* begin Excerpted records *
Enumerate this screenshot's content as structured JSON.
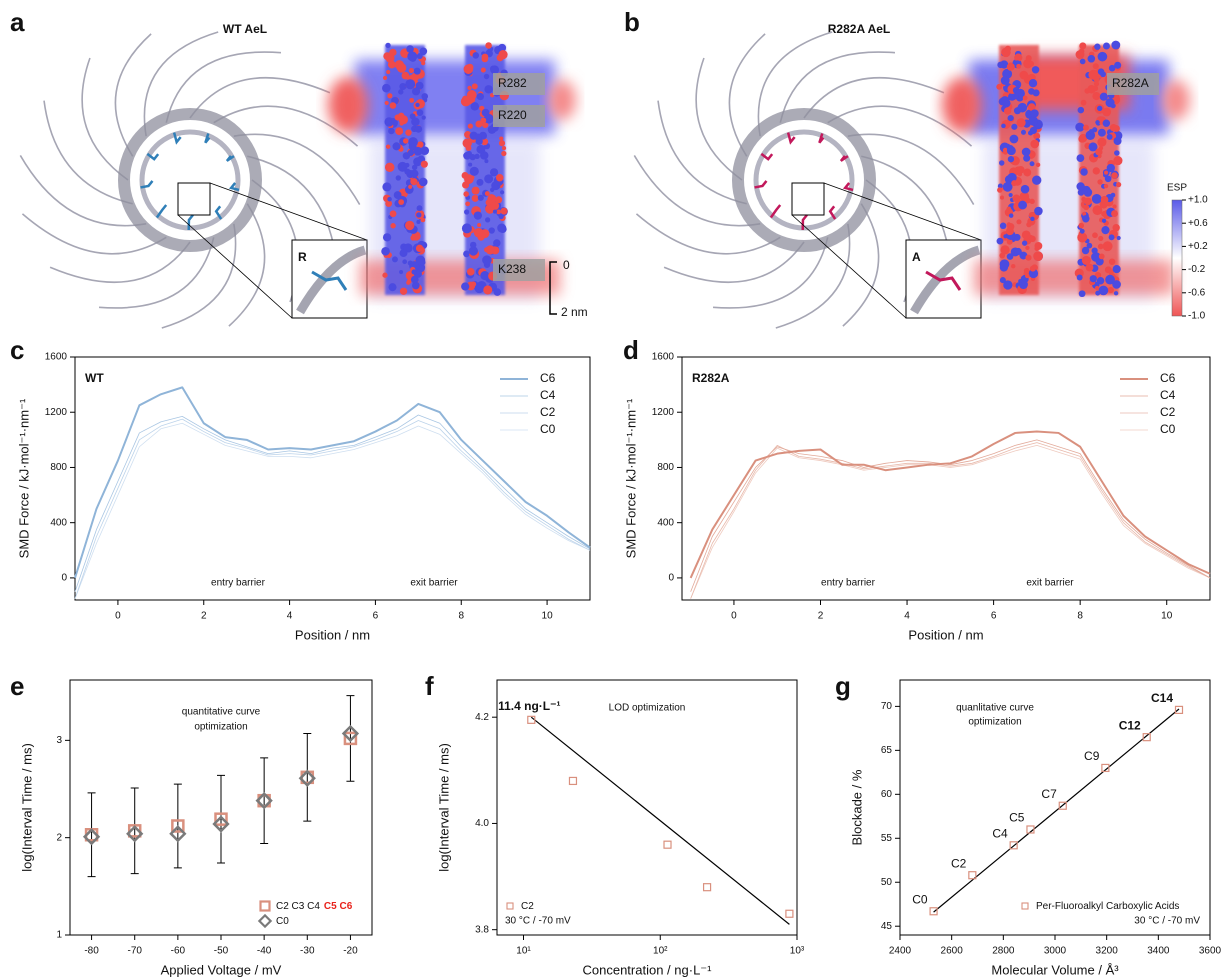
{
  "figure": {
    "panel_a": {
      "letter": "a",
      "title": "WT AeL",
      "title_color": "#9dbcdc",
      "residues": [
        "R282",
        "R220",
        "K238"
      ],
      "inset": "R",
      "inset_color": "#8fb4d8",
      "scale_top": "0",
      "scale_bottom": "2 nm"
    },
    "panel_b": {
      "letter": "b",
      "title": "R282A AeL",
      "title_color": "#dca08f",
      "residues": [
        "R282A"
      ],
      "inset": "A",
      "inset_color": "#d9907e"
    },
    "esp": {
      "title": "ESP",
      "lim": [
        -1,
        1
      ],
      "ticks": [
        {
          "value": 1,
          "label": "+1.0"
        },
        {
          "value": 0.6,
          "label": "+0.6"
        },
        {
          "value": 0.2,
          "label": "+0.2"
        },
        -0.2,
        -0.6,
        {
          "value": -1,
          "label": "-1.0"
        }
      ]
    }
  },
  "chart_data": [
    {
      "type": "line",
      "panel": "c",
      "title": "WT",
      "title_color": "#8fb4d8",
      "x_label": "Position / nm",
      "y_label": "SMD Force / kJ·mol⁻¹·nm⁻¹",
      "x": [
        -1,
        -0.5,
        0,
        0.5,
        1,
        1.5,
        2,
        2.5,
        3,
        3.5,
        4,
        4.5,
        5,
        5.5,
        6,
        6.5,
        7,
        7.5,
        8,
        8.5,
        9,
        9.5,
        10,
        10.5,
        11
      ],
      "series": [
        {
          "name": "C6",
          "color": "#8fb4d8",
          "line_width": 2,
          "values": [
            0,
            500,
            850,
            1250,
            1330,
            1380,
            1120,
            1020,
            1000,
            930,
            940,
            930,
            960,
            990,
            1060,
            1140,
            1260,
            1200,
            1000,
            850,
            700,
            550,
            450,
            330,
            220
          ]
        },
        {
          "name": "C4",
          "color": "#a9c6e3",
          "line_width": 0.8,
          "values": [
            -100,
            350,
            700,
            1050,
            1130,
            1170,
            1080,
            1000,
            950,
            900,
            920,
            900,
            940,
            960,
            1020,
            1080,
            1180,
            1120,
            950,
            800,
            650,
            500,
            400,
            300,
            210
          ]
        },
        {
          "name": "C2",
          "color": "#bcd3ea",
          "line_width": 0.8,
          "values": [
            -150,
            300,
            650,
            1000,
            1100,
            1150,
            1060,
            980,
            940,
            890,
            900,
            890,
            920,
            950,
            1000,
            1060,
            1140,
            1080,
            920,
            780,
            620,
            480,
            380,
            280,
            200
          ]
        },
        {
          "name": "C0",
          "color": "#cfdff0",
          "line_width": 0.8,
          "values": [
            -150,
            250,
            600,
            950,
            1080,
            1120,
            1040,
            960,
            920,
            880,
            880,
            870,
            900,
            930,
            980,
            1030,
            1100,
            1040,
            900,
            760,
            600,
            460,
            360,
            270,
            200
          ]
        }
      ],
      "xlim": [
        -1,
        11
      ],
      "ylim": [
        -160,
        1600
      ],
      "xticks": [
        0,
        2,
        4,
        6,
        8,
        10
      ],
      "yticks": [
        0,
        400,
        800,
        1200,
        1600
      ],
      "annotations": [
        "entry barrier",
        "exit barrier"
      ],
      "legend": "upper right"
    },
    {
      "type": "line",
      "panel": "d",
      "title": "R282A",
      "title_color": "#d9907e",
      "x_label": "Position / nm",
      "y_label": "SMD Force / kJ·mol⁻¹·nm⁻¹",
      "x": [
        -1,
        -0.5,
        0,
        0.5,
        1,
        1.5,
        2,
        2.5,
        3,
        3.5,
        4,
        4.5,
        5,
        5.5,
        6,
        6.5,
        7,
        7.5,
        8,
        8.5,
        9,
        9.5,
        10,
        10.5,
        11
      ],
      "series": [
        {
          "name": "C6",
          "color": "#d9907e",
          "line_width": 2,
          "values": [
            0,
            350,
            600,
            850,
            900,
            920,
            930,
            820,
            820,
            780,
            800,
            820,
            830,
            880,
            970,
            1050,
            1060,
            1050,
            950,
            700,
            450,
            300,
            200,
            100,
            30
          ]
        },
        {
          "name": "C4",
          "color": "#e2a999",
          "line_width": 0.8,
          "values": [
            -100,
            300,
            550,
            800,
            950,
            900,
            880,
            850,
            800,
            830,
            850,
            840,
            820,
            850,
            900,
            960,
            1000,
            950,
            900,
            650,
            420,
            280,
            180,
            90,
            0
          ]
        },
        {
          "name": "C2",
          "color": "#e8b9ab",
          "line_width": 0.8,
          "values": [
            -150,
            250,
            500,
            780,
            960,
            880,
            860,
            830,
            790,
            810,
            830,
            830,
            810,
            830,
            880,
            940,
            980,
            930,
            880,
            630,
            400,
            260,
            170,
            80,
            0
          ]
        },
        {
          "name": "C0",
          "color": "#efcbc0",
          "line_width": 0.8,
          "values": [
            -150,
            220,
            480,
            760,
            940,
            870,
            850,
            820,
            780,
            800,
            820,
            820,
            800,
            820,
            870,
            920,
            960,
            910,
            860,
            610,
            380,
            250,
            160,
            70,
            0
          ]
        }
      ],
      "xlim": [
        -1.2,
        11
      ],
      "ylim": [
        -160,
        1600
      ],
      "xticks": [
        0,
        2,
        4,
        6,
        8,
        10
      ],
      "yticks": [
        0,
        400,
        800,
        1200,
        1600
      ],
      "annotations": [
        "entry barrier",
        "exit barrier"
      ],
      "legend": "upper right"
    },
    {
      "type": "scatter",
      "panel": "e",
      "x_label": "Applied Voltage / mV",
      "y_label": "log(Interval Time / ms)",
      "x": [
        -80,
        -70,
        -60,
        -50,
        -40,
        -30,
        -20
      ],
      "series": [
        {
          "name": "C2 C3 C4",
          "name_highlight": "C5 C6",
          "highlight_color": "#e8221b",
          "marker": "square",
          "color": "#d9907e",
          "values": [
            2.03,
            2.07,
            2.12,
            2.19,
            2.38,
            2.62,
            3.02
          ],
          "errors": [
            0.43,
            0.44,
            0.43,
            0.45,
            0.44,
            0.45,
            0.44
          ],
          "error_color": "#000000"
        },
        {
          "name": "C0",
          "marker": "diamond",
          "color": "#7a7a7a",
          "values": [
            2.01,
            2.04,
            2.04,
            2.14,
            2.38,
            2.61,
            3.07
          ]
        }
      ],
      "xlim": [
        -85,
        -15
      ],
      "ylim": [
        1,
        3.62
      ],
      "xticks": [
        -80,
        -70,
        -60,
        -50,
        -40,
        -30,
        -20
      ],
      "yticks": [
        1,
        2,
        3
      ],
      "annotations": [
        "quantitative curve",
        "optimization"
      ],
      "legend": "lower right"
    },
    {
      "type": "scatter",
      "panel": "f",
      "x_label": "Concentration / ng·L⁻¹",
      "y_label": "log(Interval Time / ms)",
      "xscale": "log",
      "x": [
        11.4,
        23,
        113,
        220,
        880
      ],
      "series": [
        {
          "name": "C2",
          "marker": "square",
          "color": "#d9907e",
          "values": [
            4.195,
            4.08,
            3.96,
            3.88,
            3.83
          ]
        }
      ],
      "fit": {
        "x": [
          11.4,
          880
        ],
        "y": [
          4.2,
          3.81
        ]
      },
      "fit_color": "#000000",
      "point_labels": [
        "11.4 ng·L⁻¹",
        null,
        null,
        null,
        null
      ],
      "point_label_colors": [
        "#e8221b",
        null,
        null,
        null,
        null
      ],
      "xlim": [
        6.4,
        1000
      ],
      "ylim": [
        3.79,
        4.27
      ],
      "xticks": [
        {
          "value": 10,
          "label": "10¹"
        },
        {
          "value": 100,
          "label": "10²"
        },
        {
          "value": 1000,
          "label": "10³"
        }
      ],
      "yticks": [
        3.8,
        {
          "value": 4,
          "label": "4.0"
        },
        4.2
      ],
      "annotations": [
        "LOD optimization"
      ],
      "legend": "lower left",
      "legend_note": "30 °C / -70 mV"
    },
    {
      "type": "scatter",
      "panel": "g",
      "x_label": "Molecular Volume / Å³",
      "y_label": "Blockade / %",
      "x": [
        2530,
        2680,
        2840,
        2905,
        3030,
        3195,
        3355,
        3480
      ],
      "series": [
        {
          "name": "Per-Fluoroalkyl Carboxylic Acids",
          "marker": "square",
          "color": "#d9907e",
          "values": [
            46.7,
            50.8,
            54.2,
            56.0,
            58.7,
            63.0,
            66.5,
            69.6
          ]
        }
      ],
      "fit": {
        "x": [
          2530,
          3480
        ],
        "y": [
          46.6,
          69.7
        ]
      },
      "fit_color": "#000000",
      "point_labels": [
        "C0",
        "C2",
        "C4",
        "C5",
        "C7",
        "C9",
        "C12",
        "C14"
      ],
      "point_label_colors": [
        "#000000",
        "#000000",
        "#000000",
        "#000000",
        "#000000",
        "#000000",
        "#e8221b",
        "#e8221b"
      ],
      "xlim": [
        2400,
        3600
      ],
      "ylim": [
        44,
        73
      ],
      "xticks": [
        2400,
        2600,
        2800,
        3000,
        3200,
        3400,
        3600
      ],
      "yticks": [
        45,
        50,
        55,
        60,
        65,
        70
      ],
      "annotations": [
        "quanlitative curve",
        "optimization"
      ],
      "legend": "lower right",
      "legend_note": "30 °C / -70 mV"
    }
  ]
}
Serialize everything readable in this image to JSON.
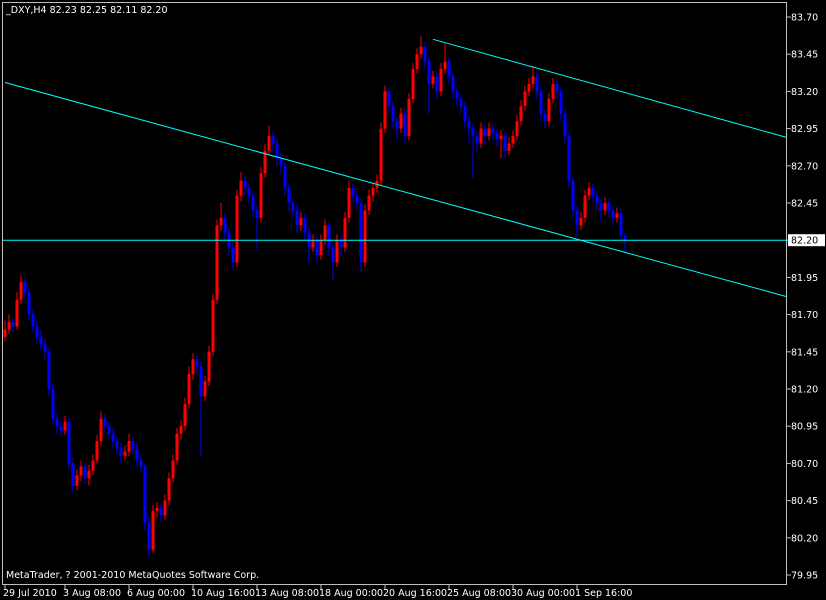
* end Excerpted records *
* Prompt: Copy all lines from the data that hold the word "right".

* Finished answer:
      "legend": "upper right"
      "legend": "upper right"
      "legend": "lower right"
      "legend": "lower right",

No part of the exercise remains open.